学習用本文 =
--------------------------------------------------

泣いて馬謖を切る

横山光輝三国志より画像引用

 

これは、

孔明の愛弟子であった馬謖が

 

命令違反をして、

魏に大敗してしまいます。

 

心情としては、

可愛がっていた人物なので、

許してあげたいけれども、

 

馬謖の犯した罪は重く、

軍律の公正化の為に泣きながら切ったというものです。

 

現在でも誰であろうと、

失敗やミスを犯した時には、

厳正に対応する時にこの故事が使われたりします。

馬謖が切られた経緯

第一次北伐

孔明は、漢を復興させるために、

魏を打つことを決意します。

 

そして魏に勝負を挑み(第一次北伐)、

連戦連勝で魏との戦争を優位に進めていきます。

 

そして街亭という要所の守りを誰にするか悩んでいると、

馬謖(ばしょく)が立候補します。

 

孔明は、馬謖に対し、

この要所を守る事がどんなに大事かを説き、

 

街亭に陣を構える時は、

山の麓を抑え、魏が進めないように指示します。

馬謖、山の上に陣を築く

目的地についた馬謖は、

 

何を思ったか、

孔明から支持を受けていた山の麓を抑えず、

山頂に陣を構えます。

 

馬謖の副将になっていた王平(おうへい)は、

馬謖のこの行動を諫めます。

 

ですが、馬謖は、

「お前の考えは子供みたいだ。」

と嘲笑します。

--------------------------------------------------

データ一覧 =

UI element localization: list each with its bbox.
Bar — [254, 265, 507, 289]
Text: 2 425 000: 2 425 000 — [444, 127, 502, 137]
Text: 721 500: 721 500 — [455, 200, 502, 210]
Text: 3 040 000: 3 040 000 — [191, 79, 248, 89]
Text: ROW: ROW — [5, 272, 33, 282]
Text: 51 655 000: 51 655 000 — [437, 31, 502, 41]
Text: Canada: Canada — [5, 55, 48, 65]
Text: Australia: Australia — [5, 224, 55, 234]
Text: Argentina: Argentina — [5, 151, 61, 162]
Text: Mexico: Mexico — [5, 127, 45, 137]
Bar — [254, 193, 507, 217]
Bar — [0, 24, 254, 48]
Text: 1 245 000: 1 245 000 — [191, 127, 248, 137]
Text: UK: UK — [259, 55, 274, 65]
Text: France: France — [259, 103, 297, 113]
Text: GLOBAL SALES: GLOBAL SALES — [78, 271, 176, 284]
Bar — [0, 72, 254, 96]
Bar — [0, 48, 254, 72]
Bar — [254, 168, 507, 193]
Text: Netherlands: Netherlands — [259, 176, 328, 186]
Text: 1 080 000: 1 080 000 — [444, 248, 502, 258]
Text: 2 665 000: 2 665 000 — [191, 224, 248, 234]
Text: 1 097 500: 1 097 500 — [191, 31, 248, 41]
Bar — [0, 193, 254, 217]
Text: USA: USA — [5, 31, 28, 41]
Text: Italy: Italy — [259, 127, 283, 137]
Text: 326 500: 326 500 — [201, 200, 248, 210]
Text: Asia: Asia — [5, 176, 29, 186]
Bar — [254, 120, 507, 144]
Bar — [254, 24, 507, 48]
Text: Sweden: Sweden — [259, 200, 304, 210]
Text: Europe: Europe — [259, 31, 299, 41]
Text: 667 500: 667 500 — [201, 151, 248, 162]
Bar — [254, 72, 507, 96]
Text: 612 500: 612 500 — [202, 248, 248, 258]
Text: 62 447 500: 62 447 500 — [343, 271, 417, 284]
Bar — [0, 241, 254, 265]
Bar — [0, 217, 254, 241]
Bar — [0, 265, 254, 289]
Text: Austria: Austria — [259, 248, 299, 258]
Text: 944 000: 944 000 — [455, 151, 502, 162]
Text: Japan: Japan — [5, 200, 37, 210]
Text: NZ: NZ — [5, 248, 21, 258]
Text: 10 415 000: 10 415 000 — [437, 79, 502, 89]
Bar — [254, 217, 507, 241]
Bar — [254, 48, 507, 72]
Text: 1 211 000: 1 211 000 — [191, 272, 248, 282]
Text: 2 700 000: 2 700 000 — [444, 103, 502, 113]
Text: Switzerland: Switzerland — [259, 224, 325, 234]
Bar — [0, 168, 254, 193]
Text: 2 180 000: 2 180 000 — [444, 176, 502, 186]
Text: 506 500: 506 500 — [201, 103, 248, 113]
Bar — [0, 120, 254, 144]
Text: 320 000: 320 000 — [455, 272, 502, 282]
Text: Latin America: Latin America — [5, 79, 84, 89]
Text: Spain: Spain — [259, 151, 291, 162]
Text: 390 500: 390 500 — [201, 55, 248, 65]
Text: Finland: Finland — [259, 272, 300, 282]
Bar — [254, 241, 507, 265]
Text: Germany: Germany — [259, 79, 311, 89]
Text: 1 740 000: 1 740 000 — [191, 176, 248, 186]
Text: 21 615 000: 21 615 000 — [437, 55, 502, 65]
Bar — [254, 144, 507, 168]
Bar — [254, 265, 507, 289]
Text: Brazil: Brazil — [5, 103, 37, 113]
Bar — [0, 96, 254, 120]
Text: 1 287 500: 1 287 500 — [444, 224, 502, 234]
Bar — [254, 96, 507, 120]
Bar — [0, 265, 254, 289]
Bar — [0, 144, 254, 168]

--------------------------------------------------

資料を読み解く =
**1)** 「泣いて馬謖を切る」を解説した本文から次の一文を取り、英語に訳してください。「孔明は、漢を復興させるために、魏を打つことを決意します。」
**2)** 馬謖の故事を解説した本文の続きを、最後の一文の後から書き進めてください。

解答 =
**1)** Kongming resolves to attack Wei in order to restore the Han.

**2)**
魏軍に山頂を包囲される

山の麓を抑えない陣形を見た魏軍は、

 

「この戦争勝ったでしょ!

山頂に陣を築いたやつ、馬鹿じゃない!?」

と勝利を確信します。

 

結果、川の水を抑えられ、

山上の馬謖の陣では、水不足に陥ります。

 

そして山上を完全に包囲され、

馬謖軍は身動きが取れなくなります。

 

そしてろくに食べ物も食えず、

馬謖軍の士気はかなり下がってしまい、

降伏する兵士達が後を絶ちませんでした。

 

馬謖は、

このままでは駄目だと思い、

 

包囲している魏軍に対して突撃し、

なんとか包囲を突破しますが、

 

要所である街亭を、

魏軍に取られてしまった蜀軍は、

一気に壊滅状態に陥ります。

 

戦犯馬謖

横山光輝三国志より画像引用

 

連戦連勝だった蜀軍が、

馬謖の命令違反一つで壊滅してしまった。

 

この罪は許されるものではなく、

馬謖を泣きながら切ります。

 

馬謖が切られた事を知った兵士達は、

軍律を守る事の大事さを再確認し、

 

戦に負けたにも関わらず、

士気が下がらなかったと言われています。

正史からみる「泣いて馬謖を切る」

演義では、長く記載されていますが、

 

正史では「馬謖は牢獄に送られ、死んだ。

孔明は馬謖を思って泣いた」と簡潔に述べられています。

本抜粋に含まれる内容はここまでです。